■ AIM OF THE TASK
Copy the lines that follow, keeping every character the same.

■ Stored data

## start

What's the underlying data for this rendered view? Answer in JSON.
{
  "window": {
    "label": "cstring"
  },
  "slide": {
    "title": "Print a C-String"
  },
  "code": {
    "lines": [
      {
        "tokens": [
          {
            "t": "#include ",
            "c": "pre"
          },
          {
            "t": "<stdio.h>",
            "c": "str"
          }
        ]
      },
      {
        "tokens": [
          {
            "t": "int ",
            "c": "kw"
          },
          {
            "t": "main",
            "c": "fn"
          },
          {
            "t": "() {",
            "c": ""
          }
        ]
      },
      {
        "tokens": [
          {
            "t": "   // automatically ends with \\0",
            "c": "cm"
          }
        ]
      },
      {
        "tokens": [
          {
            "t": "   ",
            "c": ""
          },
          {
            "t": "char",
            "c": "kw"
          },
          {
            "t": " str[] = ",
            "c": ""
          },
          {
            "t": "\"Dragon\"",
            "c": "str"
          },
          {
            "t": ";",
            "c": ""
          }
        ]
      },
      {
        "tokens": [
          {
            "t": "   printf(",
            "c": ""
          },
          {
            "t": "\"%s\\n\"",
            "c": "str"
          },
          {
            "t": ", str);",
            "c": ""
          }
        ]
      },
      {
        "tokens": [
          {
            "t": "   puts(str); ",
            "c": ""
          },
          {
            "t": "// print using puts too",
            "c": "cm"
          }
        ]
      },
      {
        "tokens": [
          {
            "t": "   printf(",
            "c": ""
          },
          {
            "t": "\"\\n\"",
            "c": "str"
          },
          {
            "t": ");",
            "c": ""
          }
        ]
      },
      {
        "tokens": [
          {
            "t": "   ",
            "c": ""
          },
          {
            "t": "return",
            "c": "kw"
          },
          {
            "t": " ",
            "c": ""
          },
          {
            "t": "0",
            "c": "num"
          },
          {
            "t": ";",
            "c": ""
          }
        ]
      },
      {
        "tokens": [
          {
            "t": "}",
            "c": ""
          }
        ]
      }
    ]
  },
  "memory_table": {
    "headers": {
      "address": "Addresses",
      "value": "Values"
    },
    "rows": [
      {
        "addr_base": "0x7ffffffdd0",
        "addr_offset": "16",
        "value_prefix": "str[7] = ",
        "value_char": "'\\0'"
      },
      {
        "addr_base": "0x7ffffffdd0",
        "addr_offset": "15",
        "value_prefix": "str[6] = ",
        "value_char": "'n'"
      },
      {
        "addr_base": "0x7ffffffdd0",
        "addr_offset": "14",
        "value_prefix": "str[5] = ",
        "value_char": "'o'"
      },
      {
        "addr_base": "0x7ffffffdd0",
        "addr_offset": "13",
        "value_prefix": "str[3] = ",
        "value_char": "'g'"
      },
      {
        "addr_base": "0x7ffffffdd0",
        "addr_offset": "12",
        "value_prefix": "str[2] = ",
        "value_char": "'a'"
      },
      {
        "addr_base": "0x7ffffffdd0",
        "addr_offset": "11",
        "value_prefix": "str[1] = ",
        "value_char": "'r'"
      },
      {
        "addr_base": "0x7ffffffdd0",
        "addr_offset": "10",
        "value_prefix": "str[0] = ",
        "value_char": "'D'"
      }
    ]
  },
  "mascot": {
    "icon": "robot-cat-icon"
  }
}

## end

■ ANSWER FOR THE TASK
What's the underlying data for this rendered view? Answer in JSON.
{
  "window": {
    "label": "cstring"
  },
  "slide": {
    "title": "Print a C-String"
  },
  "code": {
    "lines": [
      {
        "tokens": [
          {
            "t": "#include ",
            "c": "pre"
          },
          {
            "t": "<stdio.h>",
            "c": "str"
          }
        ]
      },
      {
        "tokens": [
          {
            "t": "int ",
            "c": "kw"
          },
          {
            "t": "main",
            "c": "fn"
          },
          {
            "t": "() {",
            "c": ""
          }
        ]
      },
      {
        "tokens": [
          {
            "t": "   // automatically ends with \\0",
            "c": "cm"
          }
        ]
      },
      {
        "tokens": [
          {
            "t": "   ",
            "c": ""
          },
          {
            "t": "char",
            "c": "kw"
          },
          {
            "t": " str[] = ",
            "c": ""
          },
          {
            "t": "\"Dragon\"",
            "c": "str"
          },
          {
            "t": ";",
            "c": ""
          }
        ]
      },
      {
        "tokens": [
          {
            "t": "   printf(",
            "c": ""
          },
          {
            "t": "\"%s\\n\"",
            "c": "str"
          },
          {
            "t": ", str);",
            "c": ""
          }
        ]
      },
      {
        "tokens": [
          {
            "t": "   puts(str); ",
            "c": ""
          },
          {
            "t": "// print using puts too",
            "c": "cm"
          }
        ]
      },
      {
        "tokens": [
          {
            "t": "   printf(",
            "c": ""
          },
          {
            "t": "\"\\n\"",
            "c": "str"
          },
          {
            "t": ");",
            "c": ""
          }
        ]
      },
      {
        "tokens": [
          {
            "t": "   ",
            "c": ""
          },
          {
            "t": "return",
            "c": "kw"
          },
          {
            "t": " ",
            "c": ""
          },
          {
            "t": "0",
            "c": "num"
          },
          {
            "t": ";",
            "c": ""
          }
        ]
      },
      {
        "tokens": [
          {
            "t": "}",
            "c": ""
          }
        ]
      }
    ]
  },
  "memory_table": {
    "headers": {
      "address": "Addresses",
      "value": "Values"
    },
    "rows": [
      {
        "addr_base": "0x7ffffffdd0",
        "addr_offset": "16",
        "value_prefix": "str[7] = ",
        "value_char": "'\\0'"
      },
      {
        "addr_base": "0x7ffffffdd0",
        "addr_offset": "15",
        "value_prefix": "str[6] = ",
        "value_char": "'n'"
      },
      {
        "addr_base": "0x7ffffffdd0",
        "addr_offset": "14",
        "value_prefix": "str[5] = ",
        "value_char": "'o'"
      },
      {
        "addr_base": "0x7ffffffdd0",
        "addr_offset": "13",
        "value_prefix": "str[3] = ",
        "value_char": "'g'"
      },
      {
        "addr_base": "0x7ffffffdd0",
        "addr_offset": "12",
        "value_prefix": "str[2] = ",
        "value_char": "'a'"
      },
      {
        "addr_base": "0x7ffffffdd0",
        "addr_offset": "11",
        "value_prefix": "str[1] = ",
        "value_char": "'r'"
      },
      {
        "addr_base": "0x7ffffffdd0",
        "addr_offset": "10",
        "value_prefix": "str[0] = ",
        "value_char": "'D'"
      }
    ]
  },
  "mascot": {
    "icon": "robot-cat-icon"
  }
}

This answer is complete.